**Task details**
Restate the records in their entirety, word for word.

### Recorded information ###

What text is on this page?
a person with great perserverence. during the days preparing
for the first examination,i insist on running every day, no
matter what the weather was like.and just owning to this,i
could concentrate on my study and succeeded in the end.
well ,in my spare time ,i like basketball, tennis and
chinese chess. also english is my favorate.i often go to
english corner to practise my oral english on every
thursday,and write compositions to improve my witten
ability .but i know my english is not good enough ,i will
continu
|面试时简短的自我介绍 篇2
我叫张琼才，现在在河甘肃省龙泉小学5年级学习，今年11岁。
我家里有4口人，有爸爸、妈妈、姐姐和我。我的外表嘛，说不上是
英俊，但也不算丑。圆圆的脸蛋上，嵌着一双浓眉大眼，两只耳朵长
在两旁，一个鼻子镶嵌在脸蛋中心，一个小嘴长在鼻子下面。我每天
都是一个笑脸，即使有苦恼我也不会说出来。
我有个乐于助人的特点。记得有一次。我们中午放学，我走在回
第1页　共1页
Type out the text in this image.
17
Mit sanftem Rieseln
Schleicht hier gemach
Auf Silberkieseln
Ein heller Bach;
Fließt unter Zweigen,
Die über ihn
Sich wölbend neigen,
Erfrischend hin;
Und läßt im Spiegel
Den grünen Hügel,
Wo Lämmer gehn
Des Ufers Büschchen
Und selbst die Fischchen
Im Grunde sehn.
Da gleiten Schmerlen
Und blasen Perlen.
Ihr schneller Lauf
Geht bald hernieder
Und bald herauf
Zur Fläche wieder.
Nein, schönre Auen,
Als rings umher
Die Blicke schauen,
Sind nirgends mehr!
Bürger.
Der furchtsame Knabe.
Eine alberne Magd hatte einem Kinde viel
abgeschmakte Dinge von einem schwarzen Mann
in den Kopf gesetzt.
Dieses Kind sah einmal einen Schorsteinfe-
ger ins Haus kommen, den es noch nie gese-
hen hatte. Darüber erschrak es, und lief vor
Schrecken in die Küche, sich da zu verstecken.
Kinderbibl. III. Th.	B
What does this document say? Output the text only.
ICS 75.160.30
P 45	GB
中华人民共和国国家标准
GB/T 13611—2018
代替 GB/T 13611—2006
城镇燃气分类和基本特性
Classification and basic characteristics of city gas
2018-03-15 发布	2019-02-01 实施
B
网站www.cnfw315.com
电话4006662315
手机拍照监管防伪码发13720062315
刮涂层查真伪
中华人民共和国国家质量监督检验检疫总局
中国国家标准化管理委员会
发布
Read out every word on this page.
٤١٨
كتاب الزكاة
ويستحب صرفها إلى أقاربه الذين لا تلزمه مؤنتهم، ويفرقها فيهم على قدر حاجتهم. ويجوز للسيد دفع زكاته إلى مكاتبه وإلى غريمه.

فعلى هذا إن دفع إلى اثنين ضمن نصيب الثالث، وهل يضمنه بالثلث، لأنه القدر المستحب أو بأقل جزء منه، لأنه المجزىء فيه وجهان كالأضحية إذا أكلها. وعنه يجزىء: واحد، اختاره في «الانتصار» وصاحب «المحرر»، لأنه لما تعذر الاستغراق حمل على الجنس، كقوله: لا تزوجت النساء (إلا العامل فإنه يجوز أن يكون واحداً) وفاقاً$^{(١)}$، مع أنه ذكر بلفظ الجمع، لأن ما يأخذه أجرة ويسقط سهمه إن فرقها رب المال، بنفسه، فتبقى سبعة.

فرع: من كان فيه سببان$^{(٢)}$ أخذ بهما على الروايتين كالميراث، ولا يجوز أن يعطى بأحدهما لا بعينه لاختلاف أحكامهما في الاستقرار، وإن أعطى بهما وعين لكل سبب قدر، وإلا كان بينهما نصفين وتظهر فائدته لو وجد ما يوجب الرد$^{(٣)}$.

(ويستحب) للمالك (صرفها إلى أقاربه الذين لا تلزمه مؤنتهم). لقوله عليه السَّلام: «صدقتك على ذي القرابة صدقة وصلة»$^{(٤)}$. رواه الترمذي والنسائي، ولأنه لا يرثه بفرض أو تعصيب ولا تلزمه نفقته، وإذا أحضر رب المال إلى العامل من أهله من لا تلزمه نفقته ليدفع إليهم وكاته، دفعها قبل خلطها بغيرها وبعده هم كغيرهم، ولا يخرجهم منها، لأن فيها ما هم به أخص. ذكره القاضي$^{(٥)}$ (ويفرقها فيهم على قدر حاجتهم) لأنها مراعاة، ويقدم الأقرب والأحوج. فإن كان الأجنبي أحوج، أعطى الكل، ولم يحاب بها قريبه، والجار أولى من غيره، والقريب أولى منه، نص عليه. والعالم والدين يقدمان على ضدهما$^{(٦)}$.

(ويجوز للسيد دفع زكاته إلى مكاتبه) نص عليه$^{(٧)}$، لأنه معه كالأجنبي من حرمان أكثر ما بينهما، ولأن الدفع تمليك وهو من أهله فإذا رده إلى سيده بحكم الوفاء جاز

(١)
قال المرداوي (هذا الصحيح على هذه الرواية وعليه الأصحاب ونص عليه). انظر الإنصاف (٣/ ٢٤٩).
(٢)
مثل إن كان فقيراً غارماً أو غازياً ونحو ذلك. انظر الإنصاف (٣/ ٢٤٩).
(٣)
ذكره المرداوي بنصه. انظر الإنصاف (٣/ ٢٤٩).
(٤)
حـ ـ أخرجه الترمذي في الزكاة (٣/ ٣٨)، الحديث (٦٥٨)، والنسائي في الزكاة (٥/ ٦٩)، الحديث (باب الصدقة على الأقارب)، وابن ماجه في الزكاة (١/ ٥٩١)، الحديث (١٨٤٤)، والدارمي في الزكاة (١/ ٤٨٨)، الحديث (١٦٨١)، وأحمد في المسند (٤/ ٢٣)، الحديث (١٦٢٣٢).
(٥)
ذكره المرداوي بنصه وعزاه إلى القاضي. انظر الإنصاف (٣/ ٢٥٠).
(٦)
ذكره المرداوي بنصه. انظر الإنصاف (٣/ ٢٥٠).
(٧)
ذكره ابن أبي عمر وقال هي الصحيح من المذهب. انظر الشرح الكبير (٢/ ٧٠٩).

###

**The completed task**
What text is on this page?
a person with great perserverence. during the days preparing
for the first examination,i insist on running every day, no
matter what the weather was like.and just owning to this,i
could concentrate on my study and succeeded in the end.
well ,in my spare time ,i like basketball, tennis and
chinese chess. also english is my favorate.i often go to
english corner to practise my oral english on every
thursday,and write compositions to improve my witten
ability .but i know my english is not good enough ,i will
continu
|面试时简短的自我介绍 篇2
我叫张琼才，现在在河甘肃省龙泉小学5年级学习，今年11岁。
我家里有4口人，有爸爸、妈妈、姐姐和我。我的外表嘛，说不上是
英俊，但也不算丑。圆圆的脸蛋上，嵌着一双浓眉大眼，两只耳朵长
在两旁，一个鼻子镶嵌在脸蛋中心，一个小嘴长在鼻子下面。我每天
都是一个笑脸，即使有苦恼我也不会说出来。
我有个乐于助人的特点。记得有一次。我们中午放学，我走在回
第1页　共1页
Type out the text in this image.
17
Mit sanftem Rieseln
Schleicht hier gemach
Auf Silberkieseln
Ein heller Bach;
Fließt unter Zweigen,
Die über ihn
Sich wölbend neigen,
Erfrischend hin;
Und läßt im Spiegel
Den grünen Hügel,
Wo Lämmer gehn
Des Ufers Büschchen
Und selbst die Fischchen
Im Grunde sehn.
Da gleiten Schmerlen
Und blasen Perlen.
Ihr schneller Lauf
Geht bald hernieder
Und bald herauf
Zur Fläche wieder.
Nein, schönre Auen,
Als rings umher
Die Blicke schauen,
Sind nirgends mehr!
Bürger.
Der furchtsame Knabe.
Eine alberne Magd hatte einem Kinde viel
abgeschmakte Dinge von einem schwarzen Mann
in den Kopf gesetzt.
Dieses Kind sah einmal einen Schorsteinfe-
ger ins Haus kommen, den es noch nie gese-
hen hatte. Darüber erschrak es, und lief vor
Schrecken in die Küche, sich da zu verstecken.
Kinderbibl. III. Th.	B
What does this document say? Output the text only.
ICS 75.160.30
P 45	GB
中华人民共和国国家标准
GB/T 13611—2018
代替 GB/T 13611—2006
城镇燃气分类和基本特性
Classification and basic characteristics of city gas
2018-03-15 发布	2019-02-01 实施
B
网站www.cnfw315.com
电话4006662315
手机拍照监管防伪码发13720062315
刮涂层查真伪
中华人民共和国国家质量监督检验检疫总局
中国国家标准化管理委员会
发布
Read out every word on this page.
٤١٨
كتاب الزكاة
ويستحب صرفها إلى أقاربه الذين لا تلزمه مؤنتهم، ويفرقها فيهم على قدر حاجتهم. ويجوز للسيد دفع زكاته إلى مكاتبه وإلى غريمه.

فعلى هذا إن دفع إلى اثنين ضمن نصيب الثالث، وهل يضمنه بالثلث، لأنه القدر المستحب أو بأقل جزء منه، لأنه المجزىء فيه وجهان كالأضحية إذا أكلها. وعنه يجزىء: واحد، اختاره في «الانتصار» وصاحب «المحرر»، لأنه لما تعذر الاستغراق حمل على الجنس، كقوله: لا تزوجت النساء (إلا العامل فإنه يجوز أن يكون واحداً) وفاقاً$^{(١)}$، مع أنه ذكر بلفظ الجمع، لأن ما يأخذه أجرة ويسقط سهمه إن فرقها رب المال، بنفسه، فتبقى سبعة.

فرع: من كان فيه سببان$^{(٢)}$ أخذ بهما على الروايتين كالميراث، ولا يجوز أن يعطى بأحدهما لا بعينه لاختلاف أحكامهما في الاستقرار، وإن أعطى بهما وعين لكل سبب قدر، وإلا كان بينهما نصفين وتظهر فائدته لو وجد ما يوجب الرد$^{(٣)}$.

(ويستحب) للمالك (صرفها إلى أقاربه الذين لا تلزمه مؤنتهم). لقوله عليه السَّلام: «صدقتك على ذي القرابة صدقة وصلة»$^{(٤)}$. رواه الترمذي والنسائي، ولأنه لا يرثه بفرض أو تعصيب ولا تلزمه نفقته، وإذا أحضر رب المال إلى العامل من أهله من لا تلزمه نفقته ليدفع إليهم وكاته، دفعها قبل خلطها بغيرها وبعده هم كغيرهم، ولا يخرجهم منها، لأن فيها ما هم به أخص. ذكره القاضي$^{(٥)}$ (ويفرقها فيهم على قدر حاجتهم) لأنها مراعاة، ويقدم الأقرب والأحوج. فإن كان الأجنبي أحوج، أعطى الكل، ولم يحاب بها قريبه، والجار أولى من غيره، والقريب أولى منه، نص عليه. والعالم والدين يقدمان على ضدهما$^{(٦)}$.

(ويجوز للسيد دفع زكاته إلى مكاتبه) نص عليه$^{(٧)}$، لأنه معه كالأجنبي من حرمان أكثر ما بينهما، ولأن الدفع تمليك وهو من أهله فإذا رده إلى سيده بحكم الوفاء جاز

(١)
قال المرداوي (هذا الصحيح على هذه الرواية وعليه الأصحاب ونص عليه). انظر الإنصاف (٣/ ٢٤٩).
(٢)
مثل إن كان فقيراً غارماً أو غازياً ونحو ذلك. انظر الإنصاف (٣/ ٢٤٩).
(٣)
ذكره المرداوي بنصه. انظر الإنصاف (٣/ ٢٤٩).
(٤)
حـ ـ أخرجه الترمذي في الزكاة (٣/ ٣٨)، الحديث (٦٥٨)، والنسائي في الزكاة (٥/ ٦٩)، الحديث (باب الصدقة على الأقارب)، وابن ماجه في الزكاة (١/ ٥٩١)، الحديث (١٨٤٤)، والدارمي في الزكاة (١/ ٤٨٨)، الحديث (١٦٨١)، وأحمد في المسند (٤/ ٢٣)، الحديث (١٦٢٣٢).
(٥)
ذكره المرداوي بنصه وعزاه إلى القاضي. انظر الإنصاف (٣/ ٢٥٠).
(٦)
ذكره المرداوي بنصه. انظر الإنصاف (٣/ ٢٥٠).
(٧)
ذكره ابن أبي عمر وقال هي الصحيح من المذهب. انظر الشرح الكبير (٢/ ٧٠٩).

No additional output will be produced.